THE RECORDS:
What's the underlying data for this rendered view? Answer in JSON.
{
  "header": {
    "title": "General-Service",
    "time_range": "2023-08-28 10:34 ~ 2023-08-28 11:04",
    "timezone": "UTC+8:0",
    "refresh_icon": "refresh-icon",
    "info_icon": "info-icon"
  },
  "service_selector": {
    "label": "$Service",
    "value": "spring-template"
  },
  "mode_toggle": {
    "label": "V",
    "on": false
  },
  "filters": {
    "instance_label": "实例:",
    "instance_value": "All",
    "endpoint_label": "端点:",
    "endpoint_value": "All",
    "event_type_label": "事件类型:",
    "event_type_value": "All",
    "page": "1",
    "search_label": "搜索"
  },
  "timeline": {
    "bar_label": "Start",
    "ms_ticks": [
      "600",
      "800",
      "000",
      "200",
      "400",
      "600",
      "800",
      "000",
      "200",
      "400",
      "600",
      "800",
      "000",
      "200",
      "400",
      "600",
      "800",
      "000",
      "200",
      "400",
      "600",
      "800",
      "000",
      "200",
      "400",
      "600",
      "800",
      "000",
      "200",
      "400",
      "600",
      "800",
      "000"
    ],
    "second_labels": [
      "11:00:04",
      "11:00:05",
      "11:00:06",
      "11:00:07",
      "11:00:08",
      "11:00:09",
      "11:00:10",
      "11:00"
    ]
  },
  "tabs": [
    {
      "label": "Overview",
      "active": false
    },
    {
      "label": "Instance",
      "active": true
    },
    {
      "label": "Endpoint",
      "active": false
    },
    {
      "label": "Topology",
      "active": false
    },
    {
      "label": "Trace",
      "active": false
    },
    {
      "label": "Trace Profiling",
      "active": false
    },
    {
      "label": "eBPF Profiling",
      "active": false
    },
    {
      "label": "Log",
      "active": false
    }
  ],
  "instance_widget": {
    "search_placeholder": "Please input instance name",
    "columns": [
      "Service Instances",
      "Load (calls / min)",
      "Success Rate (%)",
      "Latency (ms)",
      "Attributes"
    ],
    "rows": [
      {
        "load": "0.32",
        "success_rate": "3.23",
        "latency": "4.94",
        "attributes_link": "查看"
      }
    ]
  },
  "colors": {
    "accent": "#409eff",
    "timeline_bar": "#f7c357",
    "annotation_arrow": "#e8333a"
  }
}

GIVEN TASK:
Restate each entry exactly, skipping none.

REPLY TO THE EXERCISE:
What's the underlying data for this rendered view? Answer in JSON.
{
  "header": {
    "title": "General-Service",
    "time_range": "2023-08-28 10:34 ~ 2023-08-28 11:04",
    "timezone": "UTC+8:0",
    "refresh_icon": "refresh-icon",
    "info_icon": "info-icon"
  },
  "service_selector": {
    "label": "$Service",
    "value": "spring-template"
  },
  "mode_toggle": {
    "label": "V",
    "on": false
  },
  "filters": {
    "instance_label": "实例:",
    "instance_value": "All",
    "endpoint_label": "端点:",
    "endpoint_value": "All",
    "event_type_label": "事件类型:",
    "event_type_value": "All",
    "page": "1",
    "search_label": "搜索"
  },
  "timeline": {
    "bar_label": "Start",
    "ms_ticks": [
      "600",
      "800",
      "000",
      "200",
      "400",
      "600",
      "800",
      "000",
      "200",
      "400",
      "600",
      "800",
      "000",
      "200",
      "400",
      "600",
      "800",
      "000",
      "200",
      "400",
      "600",
      "800",
      "000",
      "200",
      "400",
      "600",
      "800",
      "000",
      "200",
      "400",
      "600",
      "800",
      "000"
    ],
    "second_labels": [
      "11:00:04",
      "11:00:05",
      "11:00:06",
      "11:00:07",
      "11:00:08",
      "11:00:09",
      "11:00:10",
      "11:00"
    ]
  },
  "tabs": [
    {
      "label": "Overview",
      "active": false
    },
    {
      "label": "Instance",
      "active": true
    },
    {
      "label": "Endpoint",
      "active": false
    },
    {
      "label": "Topology",
      "active": false
    },
    {
      "label": "Trace",
      "active": false
    },
    {
      "label": "Trace Profiling",
      "active": false
    },
    {
      "label": "eBPF Profiling",
      "active": false
    },
    {
      "label": "Log",
      "active": false
    }
  ],
  "instance_widget": {
    "search_placeholder": "Please input instance name",
    "columns": [
      "Service Instances",
      "Load (calls / min)",
      "Success Rate (%)",
      "Latency (ms)",
      "Attributes"
    ],
    "rows": [
      {
        "load": "0.32",
        "success_rate": "3.23",
        "latency": "4.94",
        "attributes_link": "查看"
      }
    ]
  },
  "colors": {
    "accent": "#409eff",
    "timeline_bar": "#f7c357",
    "annotation_arrow": "#e8333a"
  }
}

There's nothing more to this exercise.